* Problem description
Spot each line in the records below where the word "insidia" occurs, then copy it.

* Material for this task

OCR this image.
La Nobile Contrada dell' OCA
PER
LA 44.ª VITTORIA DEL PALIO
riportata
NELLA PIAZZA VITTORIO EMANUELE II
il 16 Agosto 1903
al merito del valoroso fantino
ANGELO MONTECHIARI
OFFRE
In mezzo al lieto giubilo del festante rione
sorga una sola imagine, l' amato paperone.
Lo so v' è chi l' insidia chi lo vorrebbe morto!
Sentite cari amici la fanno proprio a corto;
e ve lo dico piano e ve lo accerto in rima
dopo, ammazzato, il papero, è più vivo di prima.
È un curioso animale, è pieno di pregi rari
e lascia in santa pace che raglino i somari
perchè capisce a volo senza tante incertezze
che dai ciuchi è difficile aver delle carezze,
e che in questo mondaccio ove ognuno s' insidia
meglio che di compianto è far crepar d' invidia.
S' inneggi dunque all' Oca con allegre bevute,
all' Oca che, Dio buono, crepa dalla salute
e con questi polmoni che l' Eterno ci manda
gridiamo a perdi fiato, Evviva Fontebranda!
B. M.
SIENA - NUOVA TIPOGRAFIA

* Finished task
Lo so v' è chi l' insidia chi lo vorrebbe morto!
e che in questo mondaccio ove ognuno s' insidia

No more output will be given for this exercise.